*Task to complete*:
Using the records that follow, copy every line containing the word "Física".
-- START --
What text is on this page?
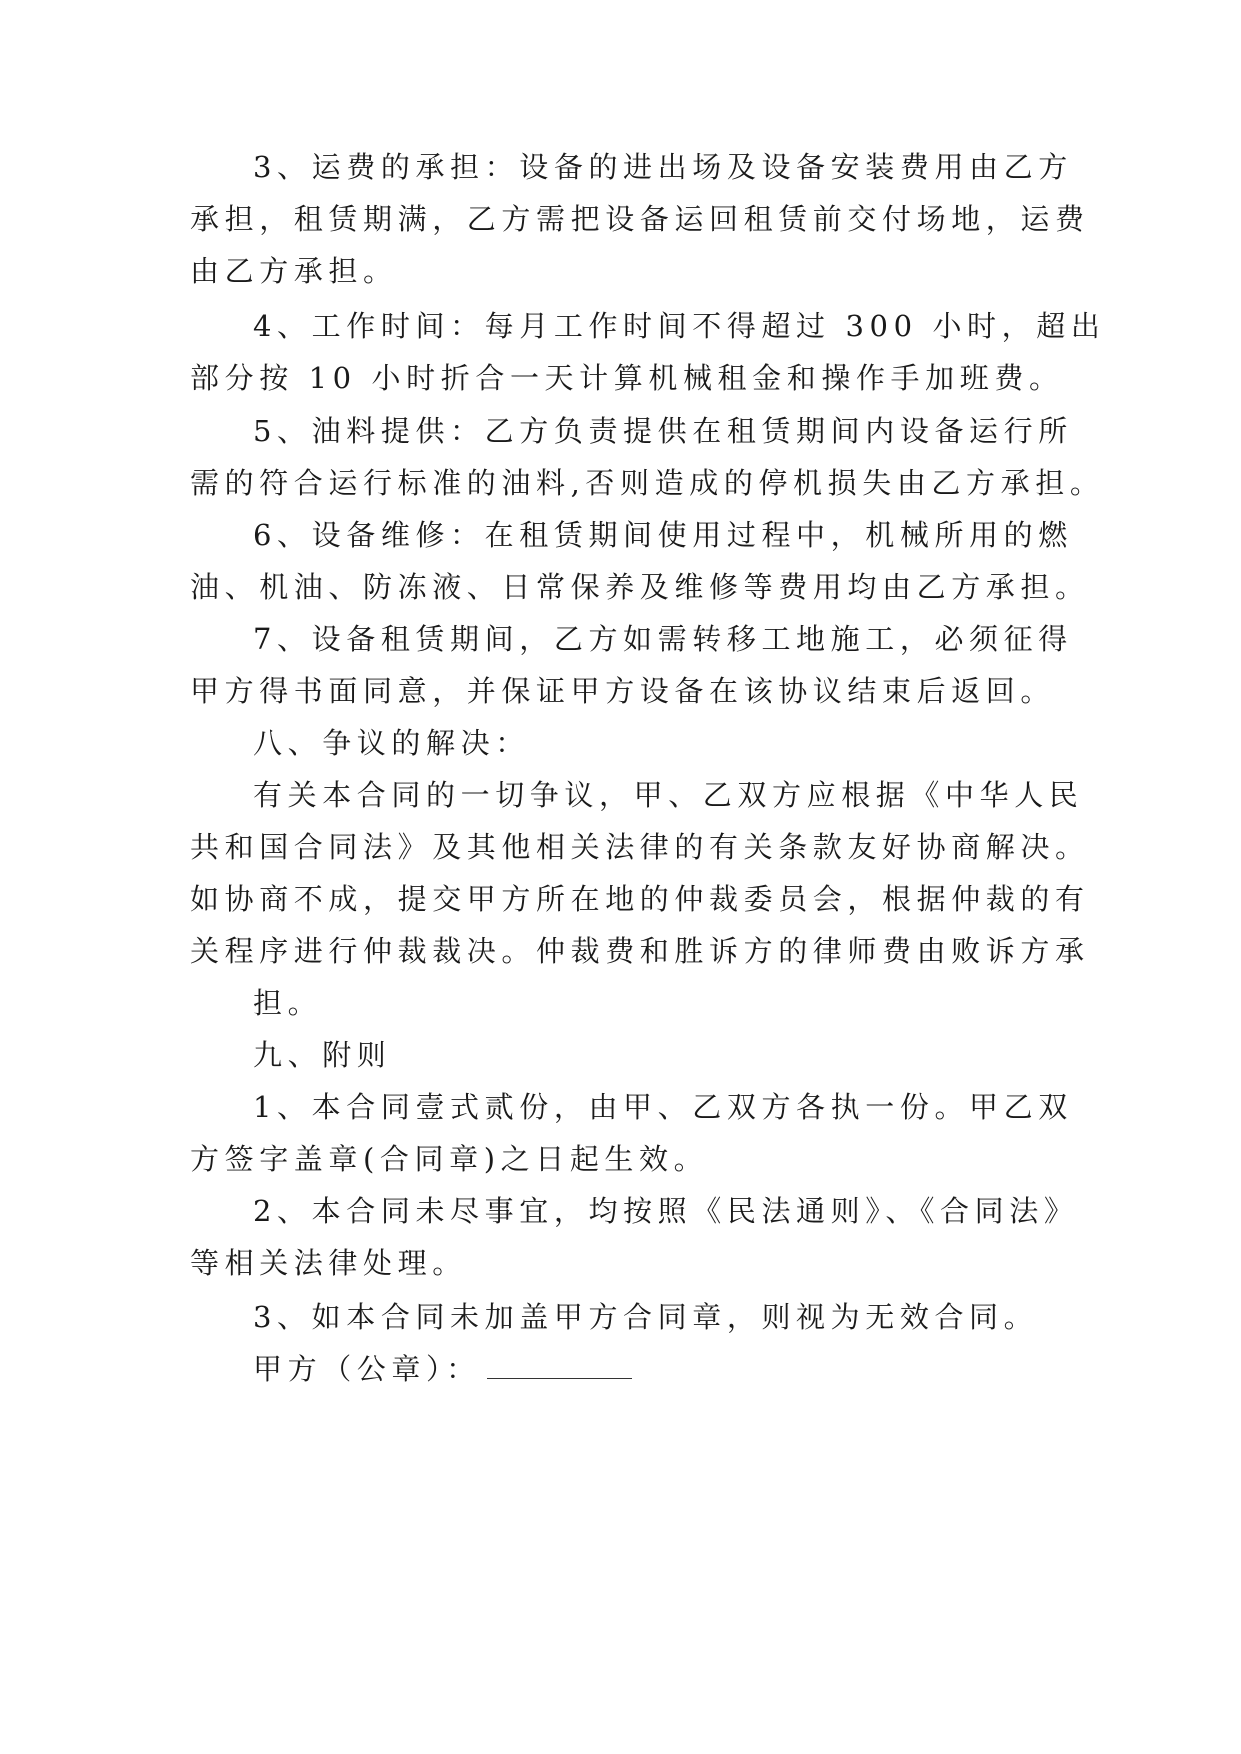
3、运费的承担：设备的进出场及设备安装费用由乙方
承担，租赁期满，乙方需把设备运回租赁前交付场地，运费
由乙方承担。
4、工作时间：每月工作时间不得超过 300 小时，超出
部分按 10 小时折合一天计算机械租金和操作手加班费。
5、油料提供：乙方负责提供在租赁期间内设备运行所
需的符合运行标准的油料,否则造成的停机损失由乙方承担。
6、设备维修：在租赁期间使用过程中，机械所用的燃
油、机油、防冻液、日常保养及维修等费用均由乙方承担。
7、设备租赁期间，乙方如需转移工地施工，必须征得
甲方得书面同意，并保证甲方设备在该协议结束后返回。
八、争议的解决：
有关本合同的一切争议，甲、乙双方应根据《中华人民
共和国合同法》及其他相关法律的有关条款友好协商解决。
如协商不成，提交甲方所在地的仲裁委员会，根据仲裁的有
关程序进行仲裁裁决。仲裁费和胜诉方的律师费由败诉方承
担。
九、附则
1、本合同壹式贰份，由甲、乙双方各执一份。甲乙双
方签字盖章(合同章)之日起生效。
2、本合同未尽事宜，均按照《民法通则》、《合同法》
等相关法律处理。
3、如本合同未加盖甲方合同章，则视为无效合同。
甲方（公章）：
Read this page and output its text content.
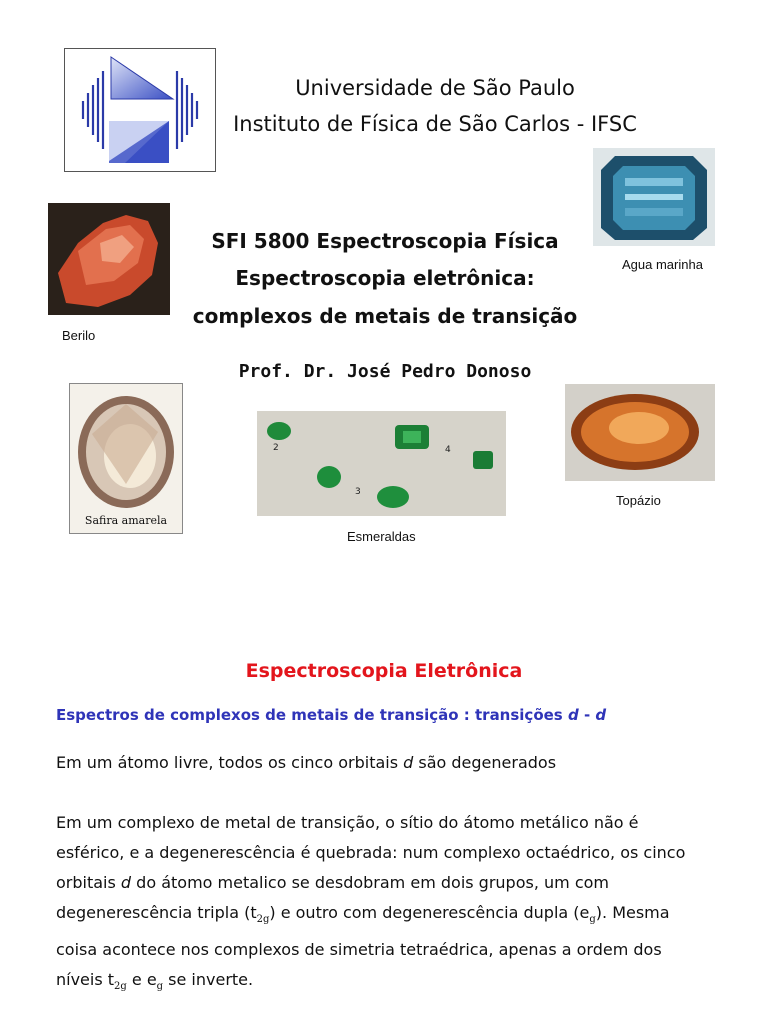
Universidade de São Paulo
Instituto de Física de São Carlos - IFSC
Agua marinha
Berilo
SFI 5800 Espectroscopia Física
Espectroscopia eletrônica:
complexos de metais de transição
Prof. Dr. José Pedro Donoso
Safira amarela
2
3
4
Esmeraldas
Topázio
Espectroscopia Eletrônica
Espectros de complexos de metais de transição : transições d - d
Em um átomo livre, todos os cinco orbitais d são degenerados
Em um complexo de metal de transição, o sítio do átomo metálico não é
esférico, e a degenerescência é quebrada: num complexo octaédrico, os cinco
orbitais d do átomo metalico se desdobram em dois grupos, um com
degenerescência tripla $(t_{2g})$ e outro com degenerescência dupla $(e_g)$. Mesma
coisa acontece nos complexos de simetria tetraédrica, apenas a ordem dos
níveis $t_{2g}$ e $e_g$ se inverte.
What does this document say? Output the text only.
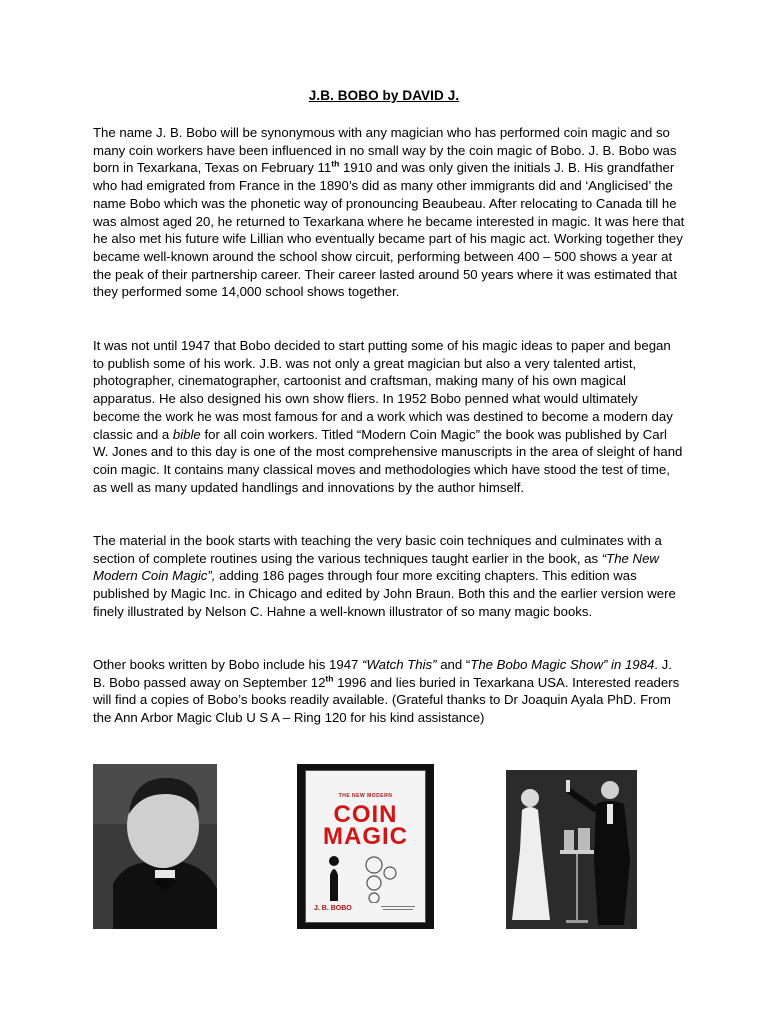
J.B. BOBO by DAVID J.

The name J. B. Bobo will be synonymous with any magician who has performed coin magic and so many coin workers have been influenced in no small way by the coin magic of Bobo. J. B. Bobo was born in Texarkana, Texas on February 11th 1910 and was only given the initials J. B. His grandfather who had emigrated from France in the 1890’s did as many other immigrants did and ‘Anglicised’ the name Bobo which was the phonetic way of pronouncing Beaubeau. After relocating to Canada till he was almost aged 20, he returned to Texarkana where he became interested in magic. It was here that he also met his future wife Lillian who eventually became part of his magic act. Working together they became well-known around the school show circuit, performing between 400 – 500 shows a year at the peak of their partnership career. Their career lasted around 50 years where it was estimated that they performed some 14,000 school shows together.

It was not until 1947 that Bobo decided to start putting some of his magic ideas to paper and began to publish some of his work. J.B. was not only a great magician but also a very talented artist, photographer, cinematographer, cartoonist and craftsman, making many of his own magical apparatus. He also designed his own show fliers. In 1952 Bobo penned what would ultimately become the work he was most famous for and a work which was destined to become a modern day classic and a bible for all coin workers. Titled “Modern Coin Magic” the book was published by Carl W. Jones and to this day is one of the most comprehensive manuscripts in the area of sleight of hand coin magic. It contains many classical moves and methodologies which have stood the test of time, as well as many updated handlings and innovations by the author himself.

The material in the book starts with teaching the very basic coin techniques and culminates with a section of complete routines using the various techniques taught earlier in the book, as “The New Modern Coin Magic”, adding 186 pages through four more exciting chapters. This edition was published by Magic Inc. in Chicago and edited by John Braun. Both this and the earlier version were finely illustrated by Nelson C. Hahne a well-known illustrator of so many magic books.

Other books written by Bobo include his 1947 “Watch This” and “The Bobo Magic Show” in 1984. J. B. Bobo passed away on September 12th 1996 and lies buried in Texarkana USA. Interested readers will find a copies of Bobo’s books readily available. (Grateful thanks to Dr Joaquin Ayala PhD. From the Ann Arbor Magic Club U S A – Ring 120 for his kind assistance)

THE NEW MODERN
COIN
MAGIC
J. B. BOBO
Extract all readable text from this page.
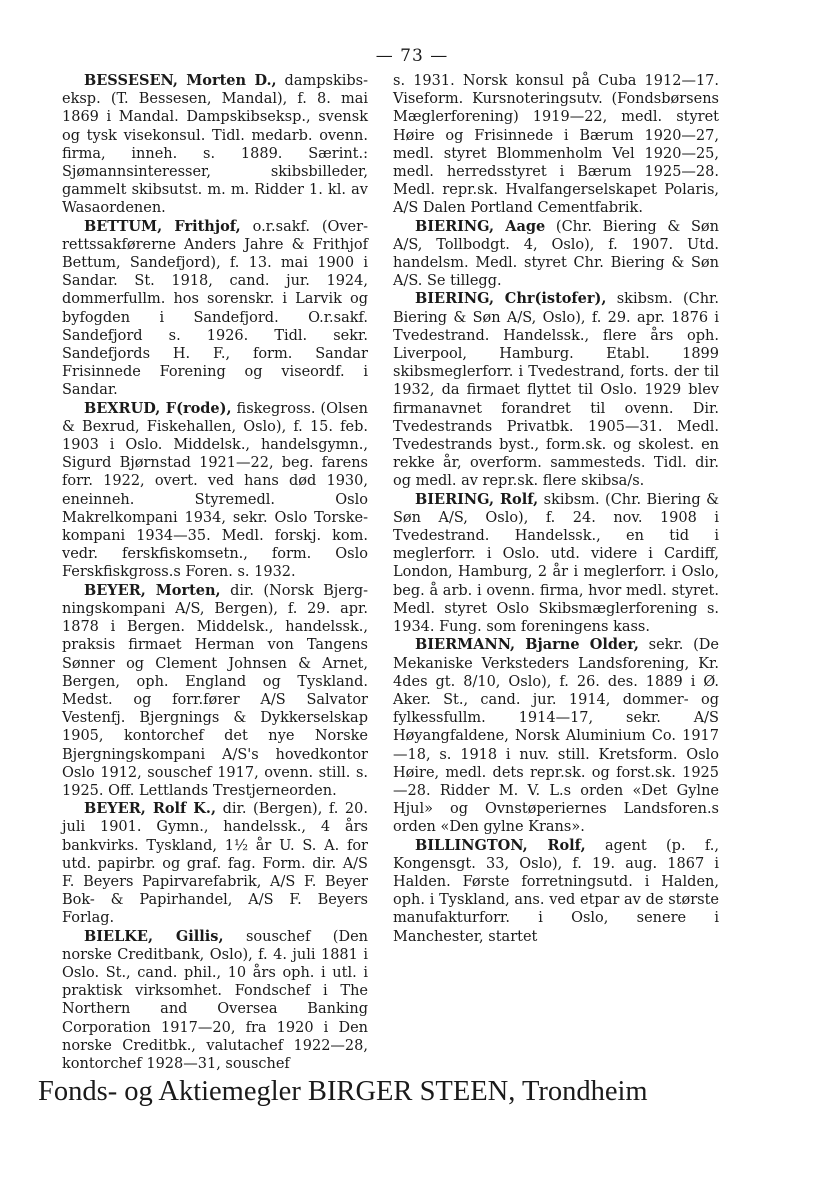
— 73 —

BESSESEN, Morten D., dampskibseksp. (T. Bessesen, Mandal), f. 8. mai 1869 i Mandal. Dampskibseksp., svensk og tysk visekonsul. Tidl. medarb. ovenn. firma, inneh. s. 1889. Særint.: Sjømannsinteresser, skibsbilleder, gammelt skibsutst. m. m. Ridder 1. kl. av Wasaordenen.

BETTUM, Frithjof, o.r.sakf. (Overrettssakførerne Anders Jahre & Frithjof Bettum, Sandefjord), f. 13. mai 1900 i Sandar. St. 1918, cand. jur. 1924, dommerfullm. hos sorenskr. i Larvik og byfogden i Sandefjord. O.r.sakf. Sandefjord s. 1926. Tidl. sekr. Sandefjords H. F., form. Sandar Frisinnede Forening og viseordf. i Sandar.

BEXRUD, F(rode), fiskegross. (Olsen & Bexrud, Fiskehallen, Oslo), f. 15. feb. 1903 i Oslo. Middelsk., handelsgymn., Sigurd Bjørnstad 1921—22, beg. farens forr. 1922, overt. ved hans død 1930, eneinneh. Styremedl. Oslo Makrelkompani 1934, sekr. Oslo Torskekompani 1934—35. Medl. forskj. kom. vedr. ferskfiskomsetn., form. Oslo Ferskfiskgross.s Foren. s. 1932.

BEYER, Morten, dir. (Norsk Bjergningskompani A/S, Bergen), f. 29. apr. 1878 i Bergen. Middelsk., handelssk., praksis firmaet Herman von Tangens Sønner og Clement Johnsen & Arnet, Bergen, oph. England og Tyskland. Medst. og forr.fører A/S Salvator Vestenfj. Bjergnings & Dykkerselskap 1905, kontorchef det nye Norske Bjergningskompani A/S's hovedkontor Oslo 1912, souschef 1917, ovenn. still. s. 1925. Off. Lettlands Trestjerneorden.

BEYER, Rolf K., dir. (Bergen), f. 20. juli 1901. Gymn., handelssk., 4 års bankvirks. Tyskland, 1½ år U. S. A. for utd. papirbr. og graf. fag. Form. dir. A/S F. Beyers Papirvarefabrik, A/S F. Beyer Bok- & Papirhandel, A/S F. Beyers Forlag.

BIELKE, Gillis, souschef (Den norske Creditbank, Oslo), f. 4. juli 1881 i Oslo. St., cand. phil., 10 års oph. i utl. i praktisk virksomhet. Fondschef i The Northern and Oversea Banking Corporation 1917—20, fra 1920 i Den norske Creditbk., valutachef 1922—28, kontorchef 1928—31, souschef

s. 1931. Norsk konsul på Cuba 1912—17. Viseform. Kursnoteringsutv. (Fondsbørsens Mæglerforening) 1919—22, medl. styret Høire og Frisinnede i Bærum 1920—27, medl. styret Blommenholm Vel 1920—25, medl. herredsstyret i Bærum 1925—28. Medl. repr.sk. Hvalfangerselskapet Polaris, A/S Dalen Portland Cementfabrik.

BIERING, Aage (Chr. Biering & Søn A/S, Tollbodgt. 4, Oslo), f. 1907. Utd. handelsm. Medl. styret Chr. Biering & Søn A/S. Se tillegg.

BIERING, Chr(istofer), skibsm. (Chr. Biering & Søn A/S, Oslo), f. 29. apr. 1876 i Tvedestrand. Handelssk., flere års oph. Liverpool, Hamburg. Etabl. 1899 skibsmeglerforr. i Tvedestrand, forts. der til 1932, da firmaet flyttet til Oslo. 1929 blev firmanavnet forandret til ovenn. Dir. Tvedestrands Privatbk. 1905—31. Medl. Tvedestrands byst., form.sk. og skolest. en rekke år, overform. sammesteds. Tidl. dir. og medl. av repr.sk. flere skibsa/s.

BIERING, Rolf, skibsm. (Chr. Biering & Søn A/S, Oslo), f. 24. nov. 1908 i Tvedestrand. Handelssk., en tid i meglerforr. i Oslo. utd. videre i Cardiff, London, Hamburg, 2 år i meglerforr. i Oslo, beg. å arb. i ovenn. firma, hvor medl. styret. Medl. styret Oslo Skibsmæglerforening s. 1934. Fung. som foreningens kass.

BIERMANN, Bjarne Older, sekr. (De Mekaniske Verksteders Landsforening, Kr. 4des gt. 8/10, Oslo), f. 26. des. 1889 i Ø. Aker. St., cand. jur. 1914, dommer- og fylkessfullm. 1914—17, sekr. A/S Høyangfaldene, Norsk Aluminium Co. 1917—18, s. 1918 i nuv. still. Kretsform. Oslo Høire, medl. dets repr.sk. og forst.sk. 1925—28. Ridder M. V. L.s orden «Det Gylne Hjul» og Ovnstøperiernes Landsforen.s orden «Den gylne Krans».

BILLINGTON, Rolf, agent (p. f., Kongensgt. 33, Oslo), f. 19. aug. 1867 i Halden. Første forretningsutd. i Halden, oph. i Tyskland, ans. ved etpar av de største manufakturforr. i Oslo, senere i Manchester, startet

Fonds- og Aktiemegler BIRGER STEEN, Trondheim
-- END --
*Task result*:
Instituto de Física de São Carlos - IFSC
SFI 5800 Espectroscopia Física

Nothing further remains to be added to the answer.